**Given instruction:**
Show every line of the records below that contains the word "this".

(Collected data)
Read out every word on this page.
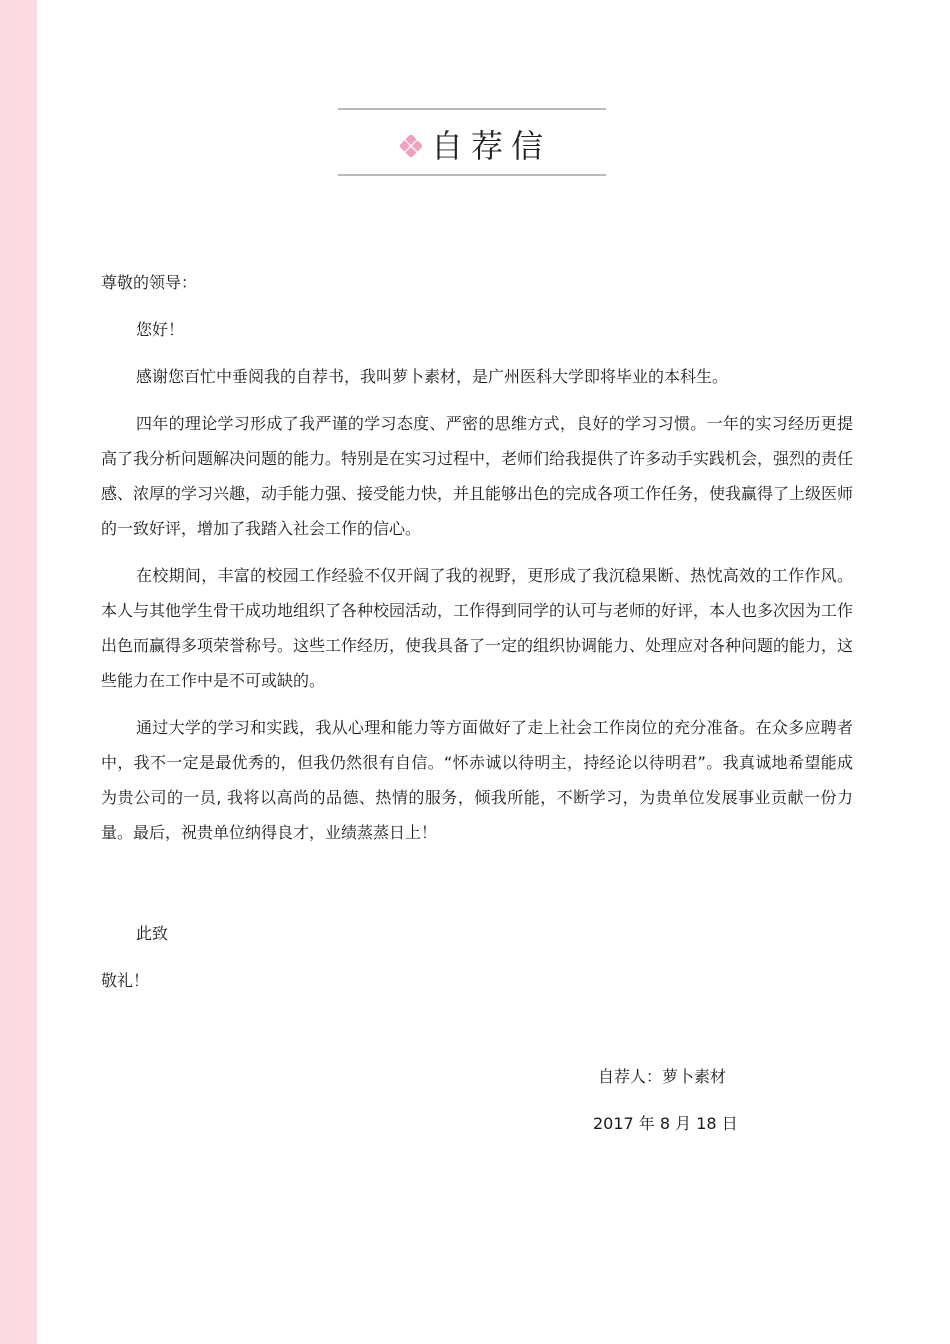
自荐信

尊敬的领导：

您好！

感谢您百忙中垂阅我的自荐书，我叫萝卜素材，是广州医科大学即将毕业的本科生。

四年的理论学习形成了我严谨的学习态度、严密的思维方式，良好的学习习惯。一年的实习经历更提高了我分析问题解决问题的能力。特别是在实习过程中，老师们给我提供了许多动手实践机会，强烈的责任感、浓厚的学习兴趣，动手能力强、接受能力快，并且能够出色的完成各项工作任务，使我赢得了上级医师的一致好评，增加了我踏入社会工作的信心。

在校期间，丰富的校园工作经验不仅开阔了我的视野，更形成了我沉稳果断、热忱高效的工作作风。本人与其他学生骨干成功地组织了各种校园活动，工作得到同学的认可与老师的好评，本人也多次因为工作出色而赢得多项荣誉称号。这些工作经历，使我具备了一定的组织协调能力、处理应对各种问题的能力，这些能力在工作中是不可或缺的。

通过大学的学习和实践，我从心理和能力等方面做好了走上社会工作岗位的充分准备。在众多应聘者中，我不一定是最优秀的，但我仍然很有自信。“怀赤诚以待明主，持经论以待明君”。我真诚地希望能成为贵公司的一员, 我将以高尚的品德、热情的服务，倾我所能，不断学习，为贵单位发展事业贡献一份力量。最后，祝贵单位纳得良才，业绩蒸蒸日上！

此致
敬礼！
自荐人：萝卜素材
2017 年 8 月 18 日
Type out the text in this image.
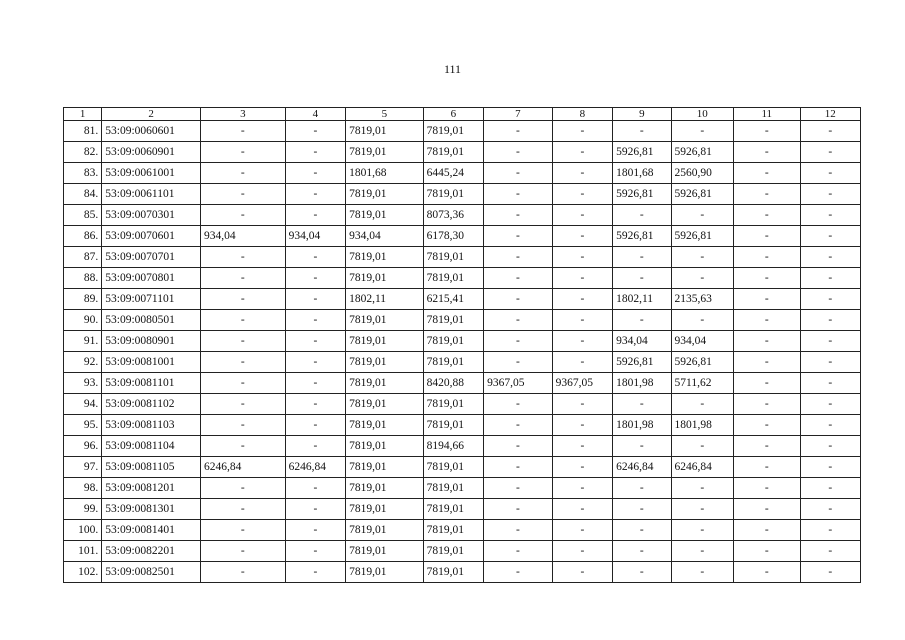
111
1	2	3	4	5	6	7	8	9	10	11	12
81.	53:09:0060601	-	-	7819,01	7819,01	-	-	-	-	-	-
82.	53:09:0060901	-	-	7819,01	7819,01	-	-	5926,81	5926,81	-	-
83.	53:09:0061001	-	-	1801,68	6445,24	-	-	1801,68	2560,90	-	-
84.	53:09:0061101	-	-	7819,01	7819,01	-	-	5926,81	5926,81	-	-
85.	53:09:0070301	-	-	7819,01	8073,36	-	-	-	-	-	-
86.	53:09:0070601	934,04	934,04	934,04	6178,30	-	-	5926,81	5926,81	-	-
87.	53:09:0070701	-	-	7819,01	7819,01	-	-	-	-	-	-
88.	53:09:0070801	-	-	7819,01	7819,01	-	-	-	-	-	-
89.	53:09:0071101	-	-	1802,11	6215,41	-	-	1802,11	2135,63	-	-
90.	53:09:0080501	-	-	7819,01	7819,01	-	-	-	-	-	-
91.	53:09:0080901	-	-	7819,01	7819,01	-	-	934,04	934,04	-	-
92.	53:09:0081001	-	-	7819,01	7819,01	-	-	5926,81	5926,81	-	-
93.	53:09:0081101	-	-	7819,01	8420,88	9367,05	9367,05	1801,98	5711,62	-	-
94.	53:09:0081102	-	-	7819,01	7819,01	-	-	-	-	-	-
95.	53:09:0081103	-	-	7819,01	7819,01	-	-	1801,98	1801,98	-	-
96.	53:09:0081104	-	-	7819,01	8194,66	-	-	-	-	-	-
97.	53:09:0081105	6246,84	6246,84	7819,01	7819,01	-	-	6246,84	6246,84	-	-
98.	53:09:0081201	-	-	7819,01	7819,01	-	-	-	-	-	-
99.	53:09:0081301	-	-	7819,01	7819,01	-	-	-	-	-	-
100.	53:09:0081401	-	-	7819,01	7819,01	-	-	-	-	-	-
101.	53:09:0082201	-	-	7819,01	7819,01	-	-	-	-	-	-
102.	53:09:0082501	-	-	7819,01	7819,01	-	-	-	-	-	-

**Expected answer:**
Read out every word on this page.
Type out the text in this image.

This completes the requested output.